■ Challenge: From the records, pick out and copy each line containing "αρχείου".

■ Excerpted data:
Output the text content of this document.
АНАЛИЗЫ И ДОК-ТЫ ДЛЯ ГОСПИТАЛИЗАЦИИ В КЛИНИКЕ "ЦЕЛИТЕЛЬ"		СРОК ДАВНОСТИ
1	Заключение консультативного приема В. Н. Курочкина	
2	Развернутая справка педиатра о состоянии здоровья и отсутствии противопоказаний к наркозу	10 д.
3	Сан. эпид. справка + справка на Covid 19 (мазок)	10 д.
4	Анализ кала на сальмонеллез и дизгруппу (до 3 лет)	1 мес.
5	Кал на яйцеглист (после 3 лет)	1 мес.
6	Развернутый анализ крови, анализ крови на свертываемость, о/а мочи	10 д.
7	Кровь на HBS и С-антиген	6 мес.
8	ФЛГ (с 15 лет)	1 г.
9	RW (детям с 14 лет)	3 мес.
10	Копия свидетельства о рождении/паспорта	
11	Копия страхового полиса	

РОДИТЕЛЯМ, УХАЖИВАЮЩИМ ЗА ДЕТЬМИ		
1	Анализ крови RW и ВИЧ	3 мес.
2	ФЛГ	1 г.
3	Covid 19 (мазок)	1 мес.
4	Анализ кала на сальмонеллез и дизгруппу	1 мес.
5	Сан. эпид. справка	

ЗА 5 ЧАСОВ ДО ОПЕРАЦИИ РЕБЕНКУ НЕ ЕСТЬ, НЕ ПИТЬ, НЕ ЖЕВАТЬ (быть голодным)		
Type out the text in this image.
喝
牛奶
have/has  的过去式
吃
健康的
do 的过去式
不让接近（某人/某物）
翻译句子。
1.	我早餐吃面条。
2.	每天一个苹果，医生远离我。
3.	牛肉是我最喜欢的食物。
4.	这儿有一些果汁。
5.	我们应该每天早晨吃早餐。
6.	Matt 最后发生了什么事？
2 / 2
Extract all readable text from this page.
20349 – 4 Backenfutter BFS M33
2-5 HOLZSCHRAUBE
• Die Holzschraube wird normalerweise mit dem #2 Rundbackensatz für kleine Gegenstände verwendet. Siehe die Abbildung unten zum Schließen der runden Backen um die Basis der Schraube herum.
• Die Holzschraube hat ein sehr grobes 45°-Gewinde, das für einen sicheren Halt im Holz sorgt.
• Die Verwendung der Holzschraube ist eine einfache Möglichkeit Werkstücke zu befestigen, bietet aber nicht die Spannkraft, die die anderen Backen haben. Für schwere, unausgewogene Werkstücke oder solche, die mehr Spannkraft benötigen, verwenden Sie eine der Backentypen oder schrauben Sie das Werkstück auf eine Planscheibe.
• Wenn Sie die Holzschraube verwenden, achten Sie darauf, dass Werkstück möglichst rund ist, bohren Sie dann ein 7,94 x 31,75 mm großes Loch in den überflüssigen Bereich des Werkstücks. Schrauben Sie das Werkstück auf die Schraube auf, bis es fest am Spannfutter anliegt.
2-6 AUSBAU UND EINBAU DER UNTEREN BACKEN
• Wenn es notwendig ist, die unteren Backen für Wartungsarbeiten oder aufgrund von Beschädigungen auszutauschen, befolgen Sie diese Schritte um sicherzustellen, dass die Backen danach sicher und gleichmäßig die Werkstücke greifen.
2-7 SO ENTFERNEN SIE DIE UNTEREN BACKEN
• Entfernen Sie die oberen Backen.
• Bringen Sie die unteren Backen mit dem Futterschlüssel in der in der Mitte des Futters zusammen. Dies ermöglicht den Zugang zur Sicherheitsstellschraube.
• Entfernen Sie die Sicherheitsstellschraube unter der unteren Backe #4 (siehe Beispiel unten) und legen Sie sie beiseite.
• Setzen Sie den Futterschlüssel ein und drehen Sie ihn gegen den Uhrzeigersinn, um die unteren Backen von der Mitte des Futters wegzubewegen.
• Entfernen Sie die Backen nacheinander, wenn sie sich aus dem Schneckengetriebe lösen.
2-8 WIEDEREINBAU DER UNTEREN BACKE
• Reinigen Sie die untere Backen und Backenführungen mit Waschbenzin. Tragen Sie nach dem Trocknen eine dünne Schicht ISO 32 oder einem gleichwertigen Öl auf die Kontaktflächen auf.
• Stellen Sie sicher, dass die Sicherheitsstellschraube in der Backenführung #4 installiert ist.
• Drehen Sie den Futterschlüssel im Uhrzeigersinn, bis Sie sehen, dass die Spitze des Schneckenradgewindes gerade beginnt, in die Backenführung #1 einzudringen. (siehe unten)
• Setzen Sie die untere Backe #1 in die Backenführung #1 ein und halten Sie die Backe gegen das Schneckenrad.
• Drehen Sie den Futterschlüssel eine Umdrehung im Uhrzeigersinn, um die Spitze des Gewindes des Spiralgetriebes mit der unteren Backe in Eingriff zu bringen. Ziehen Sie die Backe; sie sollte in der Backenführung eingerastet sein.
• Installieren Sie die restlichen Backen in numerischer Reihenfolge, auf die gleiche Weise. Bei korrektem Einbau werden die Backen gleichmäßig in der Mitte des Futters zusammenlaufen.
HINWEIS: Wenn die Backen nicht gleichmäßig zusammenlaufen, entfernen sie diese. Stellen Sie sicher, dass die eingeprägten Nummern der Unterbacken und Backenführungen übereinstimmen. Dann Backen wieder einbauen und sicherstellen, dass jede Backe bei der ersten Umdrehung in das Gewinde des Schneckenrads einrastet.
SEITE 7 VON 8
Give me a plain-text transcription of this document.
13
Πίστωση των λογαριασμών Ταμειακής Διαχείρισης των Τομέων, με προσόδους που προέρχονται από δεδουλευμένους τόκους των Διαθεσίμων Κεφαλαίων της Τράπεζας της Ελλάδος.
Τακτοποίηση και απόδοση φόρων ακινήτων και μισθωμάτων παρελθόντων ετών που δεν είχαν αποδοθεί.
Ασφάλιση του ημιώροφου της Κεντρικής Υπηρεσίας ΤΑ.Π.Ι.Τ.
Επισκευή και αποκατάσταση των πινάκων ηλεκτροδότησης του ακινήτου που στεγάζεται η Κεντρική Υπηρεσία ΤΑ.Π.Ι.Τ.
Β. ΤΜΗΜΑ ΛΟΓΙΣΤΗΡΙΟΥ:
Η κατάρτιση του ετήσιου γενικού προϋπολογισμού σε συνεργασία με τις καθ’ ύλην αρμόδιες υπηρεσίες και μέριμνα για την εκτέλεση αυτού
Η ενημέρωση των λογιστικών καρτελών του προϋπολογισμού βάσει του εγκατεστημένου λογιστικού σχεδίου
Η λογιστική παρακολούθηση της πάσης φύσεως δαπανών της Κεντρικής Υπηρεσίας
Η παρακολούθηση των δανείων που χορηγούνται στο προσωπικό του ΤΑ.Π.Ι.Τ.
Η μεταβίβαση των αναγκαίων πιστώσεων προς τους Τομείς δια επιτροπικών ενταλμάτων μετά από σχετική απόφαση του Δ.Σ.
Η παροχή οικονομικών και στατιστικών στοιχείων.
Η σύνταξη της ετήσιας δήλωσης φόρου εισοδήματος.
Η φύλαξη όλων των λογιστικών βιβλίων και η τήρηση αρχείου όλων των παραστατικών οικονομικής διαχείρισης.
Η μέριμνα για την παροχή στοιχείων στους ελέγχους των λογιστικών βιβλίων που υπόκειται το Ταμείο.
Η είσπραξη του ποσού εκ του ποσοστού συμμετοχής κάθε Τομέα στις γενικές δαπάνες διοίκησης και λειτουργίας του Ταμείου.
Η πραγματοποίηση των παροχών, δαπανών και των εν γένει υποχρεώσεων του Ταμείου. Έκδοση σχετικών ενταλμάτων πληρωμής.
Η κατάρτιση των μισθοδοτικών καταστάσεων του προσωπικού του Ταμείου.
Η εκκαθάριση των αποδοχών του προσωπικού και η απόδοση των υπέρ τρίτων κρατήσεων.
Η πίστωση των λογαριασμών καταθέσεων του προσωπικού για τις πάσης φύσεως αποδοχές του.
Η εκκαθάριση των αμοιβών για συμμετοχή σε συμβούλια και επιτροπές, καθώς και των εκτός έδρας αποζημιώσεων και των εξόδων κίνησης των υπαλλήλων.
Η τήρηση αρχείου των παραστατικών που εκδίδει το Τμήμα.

■ Task output:
Η φύλαξη όλων των λογιστικών βιβλίων και η τήρηση αρχείου όλων των παραστατικών οικονομικής διαχείρισης.
Η τήρηση αρχείου των παραστατικών που εκδίδει το Τμήμα.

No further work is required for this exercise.